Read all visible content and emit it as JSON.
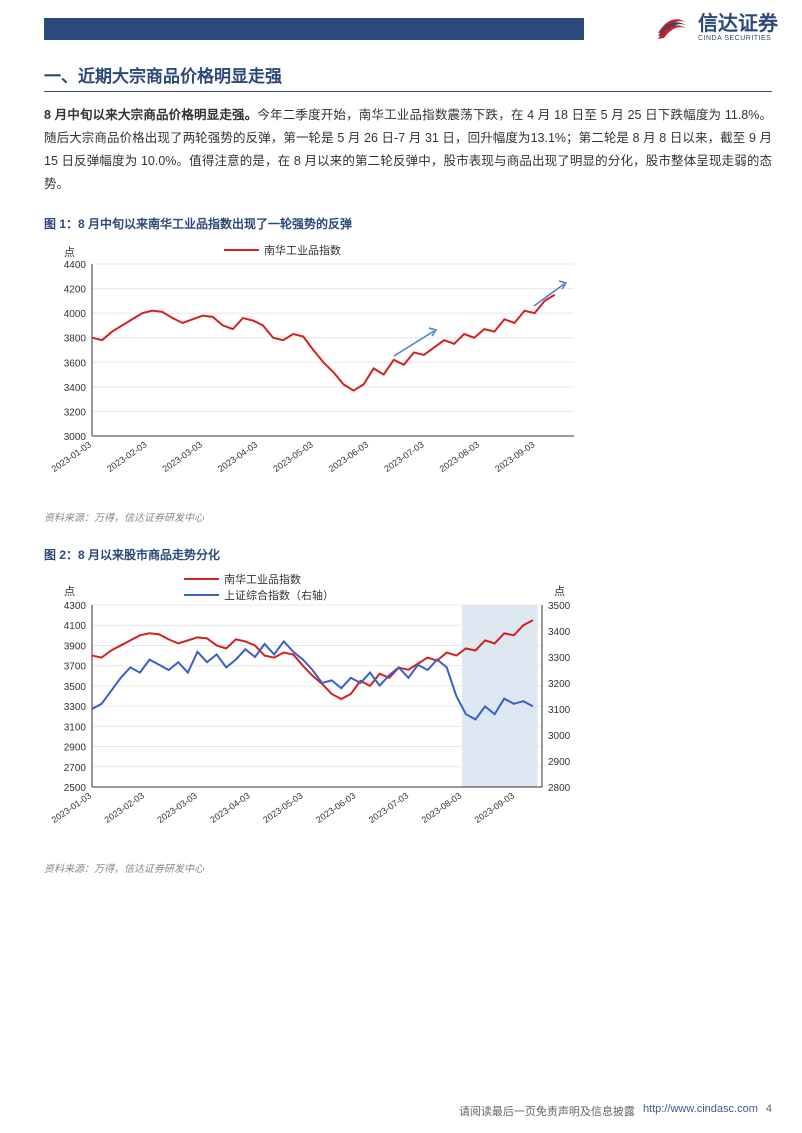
{
  "header": {
    "brand_cn": "信达证券",
    "brand_en": "CINDA SECURITIES"
  },
  "section1": {
    "heading": "一、近期大宗商品价格明显走强",
    "body_bold": "8 月中旬以来大宗商品价格明显走强。",
    "body_rest": "今年二季度开始，南华工业品指数震荡下跌，在 4 月 18 日至 5 月 25 日下跌幅度为 11.8%。随后大宗商品价格出现了两轮强势的反弹，第一轮是 5 月 26 日-7 月 31 日，回升幅度为13.1%；第二轮是 8 月 8 日以来，截至 9 月 15 日反弹幅度为 10.0%。值得注意的是，在 8 月以来的第二轮反弹中，股市表现与商品出现了明显的分化，股市整体呈现走弱的态势。"
  },
  "figure1": {
    "title": "图 1：8 月中旬以来南华工业品指数出现了一轮强势的反弹",
    "legend": [
      "南华工业品指数"
    ],
    "y_label_unit": "点",
    "y_ticks": [
      3000,
      3200,
      3400,
      3600,
      3800,
      4000,
      4200,
      4400
    ],
    "x_ticks": [
      "2023-01-03",
      "2023-02-03",
      "2023-03-03",
      "2023-04-03",
      "2023-05-03",
      "2023-06-03",
      "2023-07-03",
      "2023-08-03",
      "2023-09-03"
    ],
    "series1_color": "#d3211f",
    "series1_width": 2,
    "arrow_color": "#4a80c7",
    "grid_color": "#e8e8e8",
    "axis_color": "#333333",
    "background_color": "#ffffff",
    "data_points": [
      3800,
      3780,
      3850,
      3900,
      3950,
      4000,
      4020,
      4010,
      3960,
      3920,
      3950,
      3980,
      3970,
      3900,
      3870,
      3960,
      3940,
      3900,
      3800,
      3780,
      3830,
      3810,
      3700,
      3600,
      3520,
      3420,
      3370,
      3420,
      3550,
      3500,
      3620,
      3580,
      3680,
      3660,
      3720,
      3780,
      3750,
      3830,
      3800,
      3870,
      3850,
      3950,
      3920,
      4020,
      4000,
      4100,
      4150
    ]
  },
  "figure2": {
    "title": "图 2：8 月以来股市商品走势分化",
    "legend": [
      "南华工业品指数",
      "上证综合指数（右轴）"
    ],
    "y_label_unit_left": "点",
    "y_label_unit_right": "点",
    "y_ticks_left": [
      2500,
      2700,
      2900,
      3100,
      3300,
      3500,
      3700,
      3900,
      4100,
      4300
    ],
    "y_ticks_right": [
      2800,
      2900,
      3000,
      3100,
      3200,
      3300,
      3400,
      3500
    ],
    "x_ticks": [
      "2023-01-03",
      "2023-02-03",
      "2023-03-03",
      "2023-04-03",
      "2023-05-03",
      "2023-06-03",
      "2023-07-03",
      "2023-08-03",
      "2023-09-03"
    ],
    "series1_color": "#d3211f",
    "series2_color": "#3a60c8",
    "series1_width": 2,
    "series2_width": 2,
    "highlight_box_color": "#dce7f2",
    "grid_color": "#e8e8e8",
    "axis_color": "#333333",
    "background_color": "#ffffff",
    "series1_data": [
      3800,
      3780,
      3850,
      3900,
      3950,
      4000,
      4020,
      4010,
      3960,
      3920,
      3950,
      3980,
      3970,
      3900,
      3870,
      3960,
      3940,
      3900,
      3800,
      3780,
      3830,
      3810,
      3700,
      3600,
      3520,
      3420,
      3370,
      3420,
      3550,
      3500,
      3620,
      3580,
      3680,
      3660,
      3720,
      3780,
      3750,
      3830,
      3800,
      3870,
      3850,
      3950,
      3920,
      4020,
      4000,
      4100,
      4150
    ],
    "series2_data": [
      3100,
      3120,
      3170,
      3220,
      3260,
      3240,
      3290,
      3270,
      3250,
      3280,
      3240,
      3320,
      3280,
      3310,
      3260,
      3290,
      3330,
      3300,
      3350,
      3310,
      3360,
      3320,
      3290,
      3250,
      3200,
      3210,
      3180,
      3220,
      3200,
      3240,
      3190,
      3230,
      3260,
      3220,
      3270,
      3250,
      3290,
      3260,
      3150,
      3080,
      3060,
      3110,
      3080,
      3140,
      3120,
      3130,
      3110
    ]
  },
  "source_text": "资料来源：万得，信达证券研发中心",
  "footer": {
    "disclaimer": "请阅读最后一页免责声明及信息披露",
    "url": "http://www.cindasc.com",
    "page_num": "4"
  },
  "colors": {
    "header_bar": "#2b4a7a",
    "section_title": "#2b4a7a"
  }
}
• • •
- **DIRECTION**:
Set down all the data again exactly as above, pictures excluded.

- **CORRECT ANSWER**:
Read all visible content and emit it as JSON.
{
  "header": {
    "brand_cn": "信达证券",
    "brand_en": "CINDA SECURITIES"
  },
  "section1": {
    "heading": "一、近期大宗商品价格明显走强",
    "body_bold": "8 月中旬以来大宗商品价格明显走强。",
    "body_rest": "今年二季度开始，南华工业品指数震荡下跌，在 4 月 18 日至 5 月 25 日下跌幅度为 11.8%。随后大宗商品价格出现了两轮强势的反弹，第一轮是 5 月 26 日-7 月 31 日，回升幅度为13.1%；第二轮是 8 月 8 日以来，截至 9 月 15 日反弹幅度为 10.0%。值得注意的是，在 8 月以来的第二轮反弹中，股市表现与商品出现了明显的分化，股市整体呈现走弱的态势。"
  },
  "figure1": {
    "title": "图 1：8 月中旬以来南华工业品指数出现了一轮强势的反弹",
    "legend": [
      "南华工业品指数"
    ],
    "y_label_unit": "点",
    "y_ticks": [
      3000,
      3200,
      3400,
      3600,
      3800,
      4000,
      4200,
      4400
    ],
    "x_ticks": [
      "2023-01-03",
      "2023-02-03",
      "2023-03-03",
      "2023-04-03",
      "2023-05-03",
      "2023-06-03",
      "2023-07-03",
      "2023-08-03",
      "2023-09-03"
    ],
    "series1_color": "#d3211f",
    "series1_width": 2,
    "arrow_color": "#4a80c7",
    "grid_color": "#e8e8e8",
    "axis_color": "#333333",
    "background_color": "#ffffff",
    "data_points": [
      3800,
      3780,
      3850,
      3900,
      3950,
      4000,
      4020,
      4010,
      3960,
      3920,
      3950,
      3980,
      3970,
      3900,
      3870,
      3960,
      3940,
      3900,
      3800,
      3780,
      3830,
      3810,
      3700,
      3600,
      3520,
      3420,
      3370,
      3420,
      3550,
      3500,
      3620,
      3580,
      3680,
      3660,
      3720,
      3780,
      3750,
      3830,
      3800,
      3870,
      3850,
      3950,
      3920,
      4020,
      4000,
      4100,
      4150
    ]
  },
  "figure2": {
    "title": "图 2：8 月以来股市商品走势分化",
    "legend": [
      "南华工业品指数",
      "上证综合指数（右轴）"
    ],
    "y_label_unit_left": "点",
    "y_label_unit_right": "点",
    "y_ticks_left": [
      2500,
      2700,
      2900,
      3100,
      3300,
      3500,
      3700,
      3900,
      4100,
      4300
    ],
    "y_ticks_right": [
      2800,
      2900,
      3000,
      3100,
      3200,
      3300,
      3400,
      3500
    ],
    "x_ticks": [
      "2023-01-03",
      "2023-02-03",
      "2023-03-03",
      "2023-04-03",
      "2023-05-03",
      "2023-06-03",
      "2023-07-03",
      "2023-08-03",
      "2023-09-03"
    ],
    "series1_color": "#d3211f",
    "series2_color": "#3a60c8",
    "series1_width": 2,
    "series2_width": 2,
    "highlight_box_color": "#dce7f2",
    "grid_color": "#e8e8e8",
    "axis_color": "#333333",
    "background_color": "#ffffff",
    "series1_data": [
      3800,
      3780,
      3850,
      3900,
      3950,
      4000,
      4020,
      4010,
      3960,
      3920,
      3950,
      3980,
      3970,
      3900,
      3870,
      3960,
      3940,
      3900,
      3800,
      3780,
      3830,
      3810,
      3700,
      3600,
      3520,
      3420,
      3370,
      3420,
      3550,
      3500,
      3620,
      3580,
      3680,
      3660,
      3720,
      3780,
      3750,
      3830,
      3800,
      3870,
      3850,
      3950,
      3920,
      4020,
      4000,
      4100,
      4150
    ],
    "series2_data": [
      3100,
      3120,
      3170,
      3220,
      3260,
      3240,
      3290,
      3270,
      3250,
      3280,
      3240,
      3320,
      3280,
      3310,
      3260,
      3290,
      3330,
      3300,
      3350,
      3310,
      3360,
      3320,
      3290,
      3250,
      3200,
      3210,
      3180,
      3220,
      3200,
      3240,
      3190,
      3230,
      3260,
      3220,
      3270,
      3250,
      3290,
      3260,
      3150,
      3080,
      3060,
      3110,
      3080,
      3140,
      3120,
      3130,
      3110
    ]
  },
  "source_text": "资料来源：万得，信达证券研发中心",
  "footer": {
    "disclaimer": "请阅读最后一页免责声明及信息披露",
    "url": "http://www.cindasc.com",
    "page_num": "4"
  },
  "colors": {
    "header_bar": "#2b4a7a",
    "section_title": "#2b4a7a"
  }
}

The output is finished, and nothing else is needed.